Please transcribe the data that follows without the pictures, keeping every word the same.
┌──
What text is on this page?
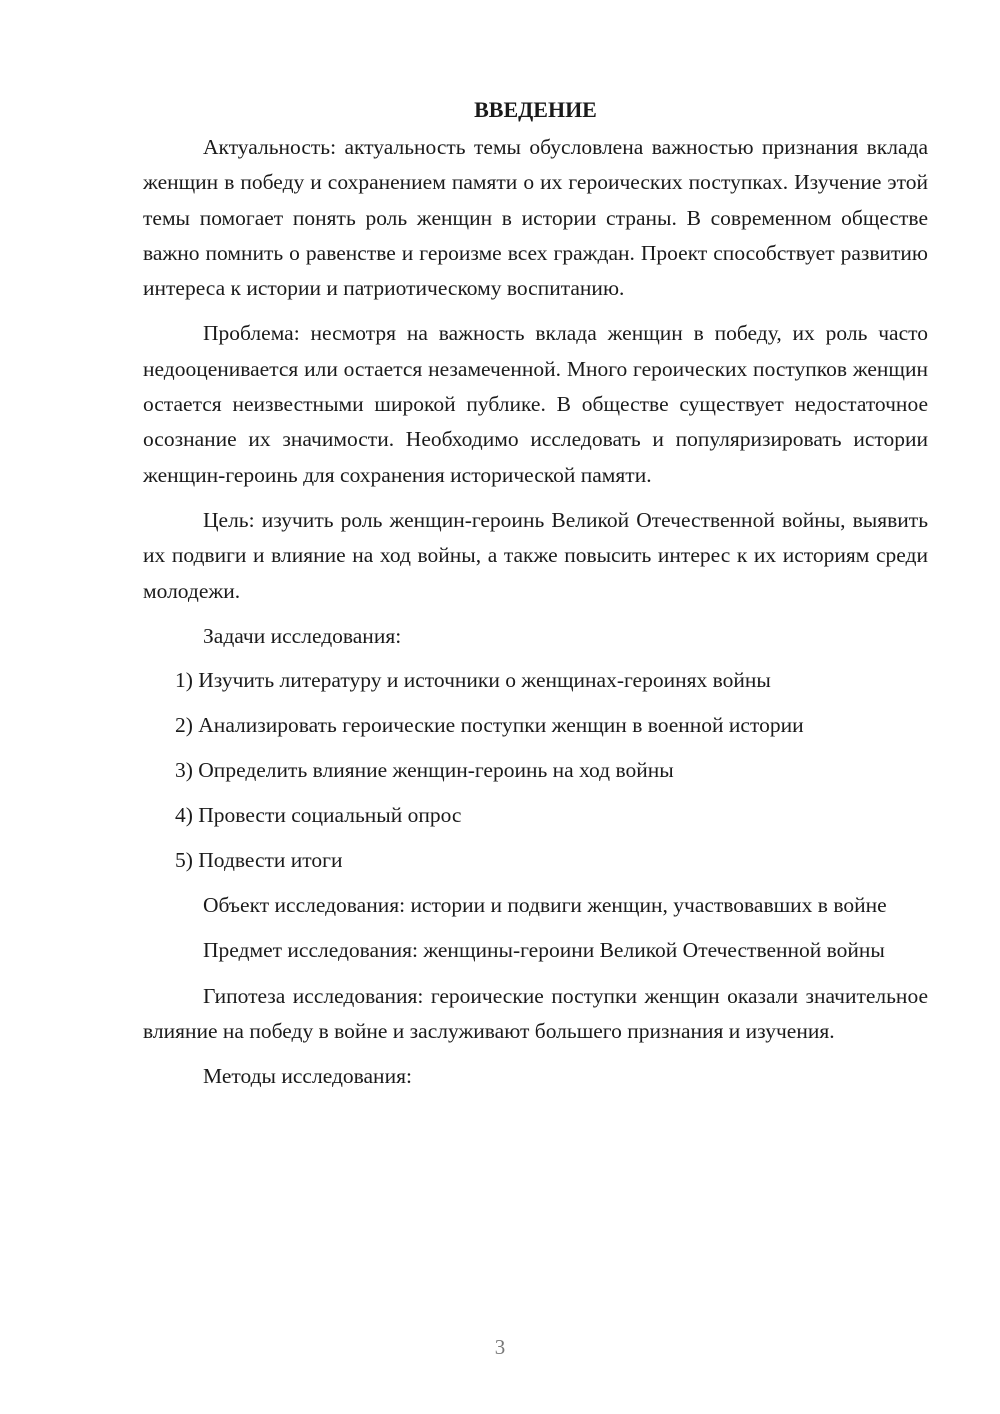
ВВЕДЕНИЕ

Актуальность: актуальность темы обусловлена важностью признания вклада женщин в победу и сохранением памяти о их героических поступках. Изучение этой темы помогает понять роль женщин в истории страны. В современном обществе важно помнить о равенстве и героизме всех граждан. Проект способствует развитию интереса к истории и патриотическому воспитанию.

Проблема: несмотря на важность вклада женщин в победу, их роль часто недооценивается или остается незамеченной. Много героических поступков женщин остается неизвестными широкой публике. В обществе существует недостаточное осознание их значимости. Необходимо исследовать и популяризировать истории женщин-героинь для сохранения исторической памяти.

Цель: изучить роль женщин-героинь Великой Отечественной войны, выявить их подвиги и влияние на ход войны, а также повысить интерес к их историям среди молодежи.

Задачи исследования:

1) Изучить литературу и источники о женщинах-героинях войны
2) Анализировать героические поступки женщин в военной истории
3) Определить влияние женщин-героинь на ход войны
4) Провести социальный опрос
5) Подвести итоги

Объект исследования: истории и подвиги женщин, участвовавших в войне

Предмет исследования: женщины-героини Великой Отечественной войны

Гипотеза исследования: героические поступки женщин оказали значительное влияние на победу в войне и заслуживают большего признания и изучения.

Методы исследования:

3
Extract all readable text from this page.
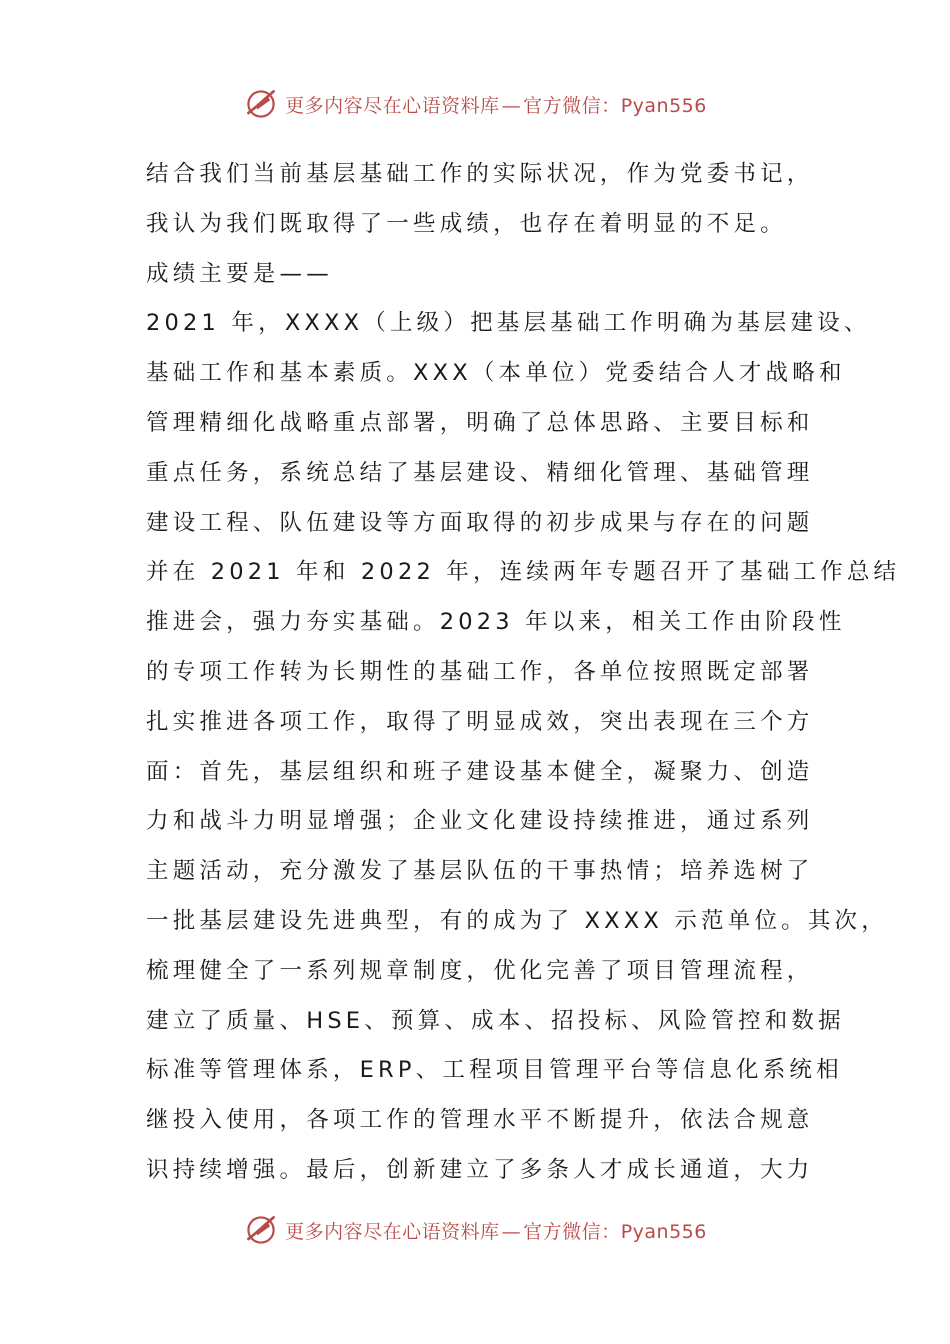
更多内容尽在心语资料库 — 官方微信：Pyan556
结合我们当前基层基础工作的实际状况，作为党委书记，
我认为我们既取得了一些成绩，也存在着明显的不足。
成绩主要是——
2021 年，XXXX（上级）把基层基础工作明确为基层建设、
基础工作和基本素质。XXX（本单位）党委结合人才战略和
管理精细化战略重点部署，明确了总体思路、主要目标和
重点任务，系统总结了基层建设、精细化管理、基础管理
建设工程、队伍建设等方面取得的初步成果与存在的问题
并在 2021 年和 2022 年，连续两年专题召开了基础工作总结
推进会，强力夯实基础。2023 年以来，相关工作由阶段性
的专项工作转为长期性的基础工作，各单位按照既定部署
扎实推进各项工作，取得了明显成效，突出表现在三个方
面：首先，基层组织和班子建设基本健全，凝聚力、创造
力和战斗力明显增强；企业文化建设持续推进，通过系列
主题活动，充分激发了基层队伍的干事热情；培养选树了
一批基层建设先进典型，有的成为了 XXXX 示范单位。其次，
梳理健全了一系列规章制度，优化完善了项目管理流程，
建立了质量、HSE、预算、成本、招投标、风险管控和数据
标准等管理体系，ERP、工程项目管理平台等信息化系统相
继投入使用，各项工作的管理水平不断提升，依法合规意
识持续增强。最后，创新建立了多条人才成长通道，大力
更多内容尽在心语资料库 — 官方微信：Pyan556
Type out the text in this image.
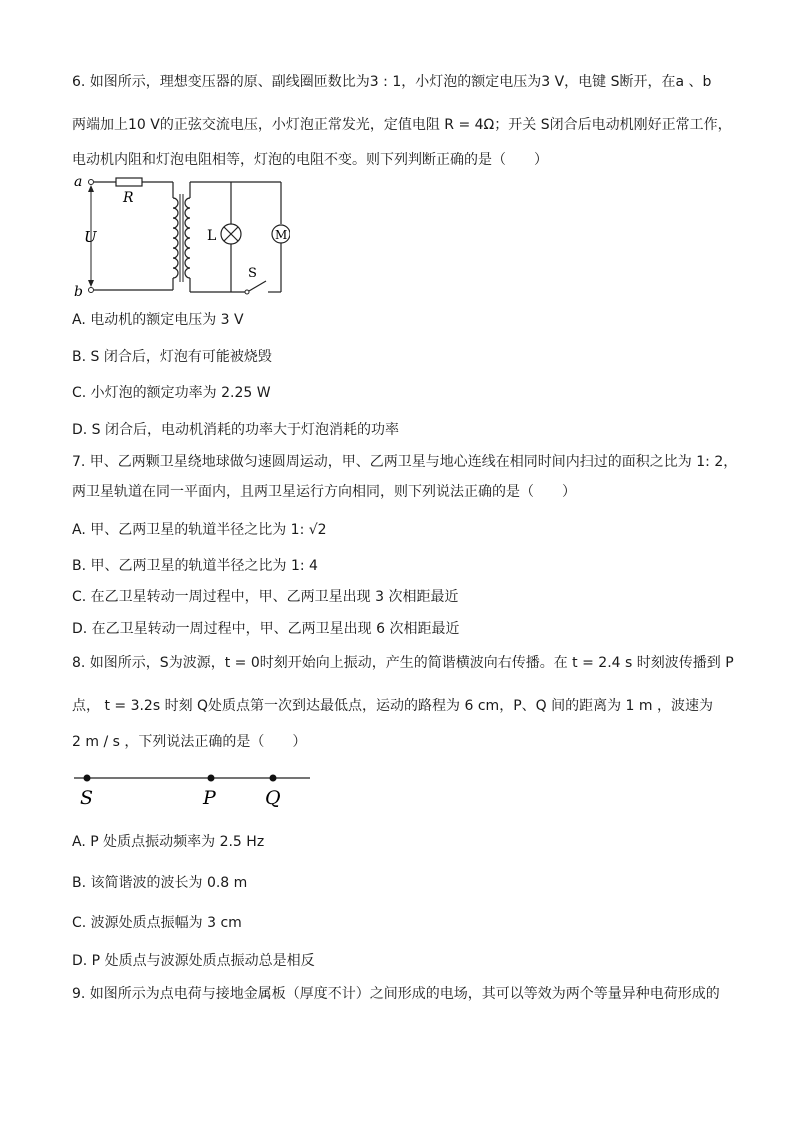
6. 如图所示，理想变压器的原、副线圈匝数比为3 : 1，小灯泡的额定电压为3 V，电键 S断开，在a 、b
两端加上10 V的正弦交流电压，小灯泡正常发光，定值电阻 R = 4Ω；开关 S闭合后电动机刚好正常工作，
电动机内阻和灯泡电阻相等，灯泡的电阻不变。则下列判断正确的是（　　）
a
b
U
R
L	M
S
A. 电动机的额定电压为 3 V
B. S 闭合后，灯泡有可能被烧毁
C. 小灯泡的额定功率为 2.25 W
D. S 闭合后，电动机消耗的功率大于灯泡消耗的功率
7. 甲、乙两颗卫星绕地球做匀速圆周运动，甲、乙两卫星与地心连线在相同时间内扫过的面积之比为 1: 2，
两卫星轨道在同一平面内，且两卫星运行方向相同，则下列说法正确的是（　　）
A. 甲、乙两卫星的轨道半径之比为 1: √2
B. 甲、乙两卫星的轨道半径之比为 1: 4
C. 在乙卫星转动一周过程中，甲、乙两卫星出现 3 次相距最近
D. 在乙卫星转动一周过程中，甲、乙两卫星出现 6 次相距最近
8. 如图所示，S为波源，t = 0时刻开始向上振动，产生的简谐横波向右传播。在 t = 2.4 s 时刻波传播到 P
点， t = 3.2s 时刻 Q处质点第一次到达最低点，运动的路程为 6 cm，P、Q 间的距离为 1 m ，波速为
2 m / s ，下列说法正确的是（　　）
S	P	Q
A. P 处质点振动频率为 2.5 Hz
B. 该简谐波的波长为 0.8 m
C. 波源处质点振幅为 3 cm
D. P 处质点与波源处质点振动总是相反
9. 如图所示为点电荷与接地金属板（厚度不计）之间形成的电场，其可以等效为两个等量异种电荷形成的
└──
COMPLETED TASK:
What text is on this page?
ВВЕДЕНИЕ

Актуальность: актуальность темы обусловлена важностью признания вклада женщин в победу и сохранением памяти о их героических поступках. Изучение этой темы помогает понять роль женщин в истории страны. В современном обществе важно помнить о равенстве и героизме всех граждан. Проект способствует развитию интереса к истории и патриотическому воспитанию.

Проблема: несмотря на важность вклада женщин в победу, их роль часто недооценивается или остается незамеченной. Много героических поступков женщин остается неизвестными широкой публике. В обществе существует недостаточное осознание их значимости. Необходимо исследовать и популяризировать истории женщин-героинь для сохранения исторической памяти.

Цель: изучить роль женщин-героинь Великой Отечественной войны, выявить их подвиги и влияние на ход войны, а также повысить интерес к их историям среди молодежи.

Задачи исследования:

1) Изучить литературу и источники о женщинах-героинях войны
2) Анализировать героические поступки женщин в военной истории
3) Определить влияние женщин-героинь на ход войны
4) Провести социальный опрос
5) Подвести итоги

Объект исследования: истории и подвиги женщин, участвовавших в войне

Предмет исследования: женщины-героини Великой Отечественной войны

Гипотеза исследования: героические поступки женщин оказали значительное влияние на победу в войне и заслуживают большего признания и изучения.

Методы исследования:

3
Extract all readable text from this page.
更多内容尽在心语资料库 — 官方微信：Pyan556
结合我们当前基层基础工作的实际状况，作为党委书记，
我认为我们既取得了一些成绩，也存在着明显的不足。
成绩主要是——
2021 年，XXXX（上级）把基层基础工作明确为基层建设、
基础工作和基本素质。XXX（本单位）党委结合人才战略和
管理精细化战略重点部署，明确了总体思路、主要目标和
重点任务，系统总结了基层建设、精细化管理、基础管理
建设工程、队伍建设等方面取得的初步成果与存在的问题
并在 2021 年和 2022 年，连续两年专题召开了基础工作总结
推进会，强力夯实基础。2023 年以来，相关工作由阶段性
的专项工作转为长期性的基础工作，各单位按照既定部署
扎实推进各项工作，取得了明显成效，突出表现在三个方
面：首先，基层组织和班子建设基本健全，凝聚力、创造
力和战斗力明显增强；企业文化建设持续推进，通过系列
主题活动，充分激发了基层队伍的干事热情；培养选树了
一批基层建设先进典型，有的成为了 XXXX 示范单位。其次，
梳理健全了一系列规章制度，优化完善了项目管理流程，
建立了质量、HSE、预算、成本、招投标、风险管控和数据
标准等管理体系，ERP、工程项目管理平台等信息化系统相
继投入使用，各项工作的管理水平不断提升，依法合规意
识持续增强。最后，创新建立了多条人才成长通道，大力
更多内容尽在心语资料库 — 官方微信：Pyan556
Type out the text in this image.
6. 如图所示，理想变压器的原、副线圈匝数比为3 : 1，小灯泡的额定电压为3 V，电键 S断开，在a 、b
两端加上10 V的正弦交流电压，小灯泡正常发光，定值电阻 R = 4Ω；开关 S闭合后电动机刚好正常工作，
电动机内阻和灯泡电阻相等，灯泡的电阻不变。则下列判断正确的是（　　）
a
b
U
R
L	M
S
A. 电动机的额定电压为 3 V
B. S 闭合后，灯泡有可能被烧毁
C. 小灯泡的额定功率为 2.25 W
D. S 闭合后，电动机消耗的功率大于灯泡消耗的功率
7. 甲、乙两颗卫星绕地球做匀速圆周运动，甲、乙两卫星与地心连线在相同时间内扫过的面积之比为 1: 2，
两卫星轨道在同一平面内，且两卫星运行方向相同，则下列说法正确的是（　　）
A. 甲、乙两卫星的轨道半径之比为 1: √2
B. 甲、乙两卫星的轨道半径之比为 1: 4
C. 在乙卫星转动一周过程中，甲、乙两卫星出现 3 次相距最近
D. 在乙卫星转动一周过程中，甲、乙两卫星出现 6 次相距最近
8. 如图所示，S为波源，t = 0时刻开始向上振动，产生的简谐横波向右传播。在 t = 2.4 s 时刻波传播到 P
点， t = 3.2s 时刻 Q处质点第一次到达最低点，运动的路程为 6 cm，P、Q 间的距离为 1 m ，波速为
2 m / s ，下列说法正确的是（　　）
S	P	Q
A. P 处质点振动频率为 2.5 Hz
B. 该简谐波的波长为 0.8 m
C. 波源处质点振幅为 3 cm
D. P 处质点与波源处质点振动总是相反
9. 如图所示为点电荷与接地金属板（厚度不计）之间形成的电场，其可以等效为两个等量异种电荷形成的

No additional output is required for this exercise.